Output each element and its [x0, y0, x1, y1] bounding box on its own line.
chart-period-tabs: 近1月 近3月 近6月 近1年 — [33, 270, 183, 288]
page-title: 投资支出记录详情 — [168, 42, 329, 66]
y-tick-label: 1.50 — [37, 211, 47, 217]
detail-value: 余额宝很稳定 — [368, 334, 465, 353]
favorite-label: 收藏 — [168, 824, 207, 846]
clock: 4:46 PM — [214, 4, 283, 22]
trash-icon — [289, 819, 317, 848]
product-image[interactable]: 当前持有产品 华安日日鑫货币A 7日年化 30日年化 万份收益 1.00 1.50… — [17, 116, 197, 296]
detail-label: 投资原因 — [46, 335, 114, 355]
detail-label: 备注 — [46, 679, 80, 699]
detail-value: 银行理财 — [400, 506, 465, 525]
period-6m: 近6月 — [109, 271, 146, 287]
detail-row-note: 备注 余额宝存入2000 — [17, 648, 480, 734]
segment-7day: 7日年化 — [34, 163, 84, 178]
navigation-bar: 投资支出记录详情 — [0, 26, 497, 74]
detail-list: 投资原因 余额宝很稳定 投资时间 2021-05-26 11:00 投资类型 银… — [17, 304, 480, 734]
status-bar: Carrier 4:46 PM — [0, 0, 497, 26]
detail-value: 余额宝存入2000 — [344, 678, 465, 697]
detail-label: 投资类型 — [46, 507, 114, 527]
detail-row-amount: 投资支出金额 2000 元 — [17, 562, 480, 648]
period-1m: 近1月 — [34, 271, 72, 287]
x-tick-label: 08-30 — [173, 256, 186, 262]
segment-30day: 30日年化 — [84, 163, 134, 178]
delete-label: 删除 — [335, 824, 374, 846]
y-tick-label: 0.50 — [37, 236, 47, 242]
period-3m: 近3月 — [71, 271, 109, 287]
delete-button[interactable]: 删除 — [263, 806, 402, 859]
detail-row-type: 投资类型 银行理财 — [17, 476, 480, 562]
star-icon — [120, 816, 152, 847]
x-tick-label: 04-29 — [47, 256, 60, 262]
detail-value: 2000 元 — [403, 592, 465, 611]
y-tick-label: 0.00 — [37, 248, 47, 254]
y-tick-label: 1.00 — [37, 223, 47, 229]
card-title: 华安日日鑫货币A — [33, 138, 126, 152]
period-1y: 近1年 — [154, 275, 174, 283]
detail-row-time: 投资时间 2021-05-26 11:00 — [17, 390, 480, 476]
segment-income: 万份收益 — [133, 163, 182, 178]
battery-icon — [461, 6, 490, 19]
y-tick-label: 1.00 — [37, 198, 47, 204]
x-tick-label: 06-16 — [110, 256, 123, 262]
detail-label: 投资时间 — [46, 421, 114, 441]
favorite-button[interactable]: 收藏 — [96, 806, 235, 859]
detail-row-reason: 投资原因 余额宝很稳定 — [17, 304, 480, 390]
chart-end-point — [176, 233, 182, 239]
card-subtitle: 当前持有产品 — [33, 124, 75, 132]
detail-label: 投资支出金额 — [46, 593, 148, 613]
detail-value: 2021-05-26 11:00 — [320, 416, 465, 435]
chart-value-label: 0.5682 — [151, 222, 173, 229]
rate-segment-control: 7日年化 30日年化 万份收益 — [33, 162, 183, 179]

__指示内容__
上記の資料をすべて、各行の文字や記号を一切変えずに書き写してください。

__正答__
Output each element and its [x0, y0, x1, y1] bounding box on its own line.
chart-period-tabs: 近1月 近3月 近6月 近1年 — [33, 270, 183, 288]
page-title: 投资支出记录详情 — [168, 42, 329, 66]
y-tick-label: 1.50 — [37, 211, 47, 217]
detail-value: 余额宝很稳定 — [368, 334, 465, 353]
favorite-label: 收藏 — [168, 824, 207, 846]
clock: 4:46 PM — [214, 4, 283, 22]
trash-icon — [289, 819, 317, 848]
product-image[interactable]: 当前持有产品 华安日日鑫货币A 7日年化 30日年化 万份收益 1.00 1.50… — [17, 116, 197, 296]
detail-label: 投资原因 — [46, 335, 114, 355]
detail-label: 备注 — [46, 679, 80, 699]
detail-value: 银行理财 — [400, 506, 465, 525]
period-6m: 近6月 — [109, 271, 146, 287]
detail-row-note: 备注 余额宝存入2000 — [17, 648, 480, 734]
segment-7day: 7日年化 — [34, 163, 84, 178]
navigation-bar: 投资支出记录详情 — [0, 26, 497, 74]
detail-list: 投资原因 余额宝很稳定 投资时间 2021-05-26 11:00 投资类型 银… — [17, 304, 480, 734]
status-bar: Carrier 4:46 PM — [0, 0, 497, 26]
detail-value: 余额宝存入2000 — [344, 678, 465, 697]
detail-label: 投资类型 — [46, 507, 114, 527]
detail-row-amount: 投资支出金额 2000 元 — [17, 562, 480, 648]
period-1m: 近1月 — [34, 271, 72, 287]
x-tick-label: 08-30 — [173, 256, 186, 262]
segment-30day: 30日年化 — [84, 163, 134, 178]
delete-label: 删除 — [335, 824, 374, 846]
y-tick-label: 0.50 — [37, 236, 47, 242]
period-3m: 近3月 — [71, 271, 109, 287]
delete-button[interactable]: 删除 — [263, 806, 402, 859]
detail-row-type: 投资类型 银行理财 — [17, 476, 480, 562]
star-icon — [120, 816, 152, 847]
x-tick-label: 04-29 — [47, 256, 60, 262]
detail-value: 2000 元 — [403, 592, 465, 611]
y-tick-label: 0.00 — [37, 248, 47, 254]
y-tick-label: 1.00 — [37, 223, 47, 229]
card-title: 华安日日鑫货币A — [33, 138, 126, 152]
period-1y: 近1年 — [154, 275, 174, 283]
detail-row-time: 投资时间 2021-05-26 11:00 — [17, 390, 480, 476]
segment-income: 万份收益 — [133, 163, 182, 178]
battery-icon — [461, 6, 490, 19]
y-tick-label: 1.00 — [37, 198, 47, 204]
x-tick-label: 06-16 — [110, 256, 123, 262]
detail-label: 投资时间 — [46, 421, 114, 441]
favorite-button[interactable]: 收藏 — [96, 806, 235, 859]
detail-row-reason: 投资原因 余额宝很稳定 — [17, 304, 480, 390]
chart-end-point — [176, 233, 182, 239]
card-subtitle: 当前持有产品 — [33, 124, 75, 132]
detail-label: 投资支出金额 — [46, 593, 148, 613]
detail-value: 2021-05-26 11:00 — [320, 416, 465, 435]
chart-value-label: 0.5682 — [151, 222, 173, 229]
rate-segment-control: 7日年化 30日年化 万份收益 — [33, 162, 183, 179]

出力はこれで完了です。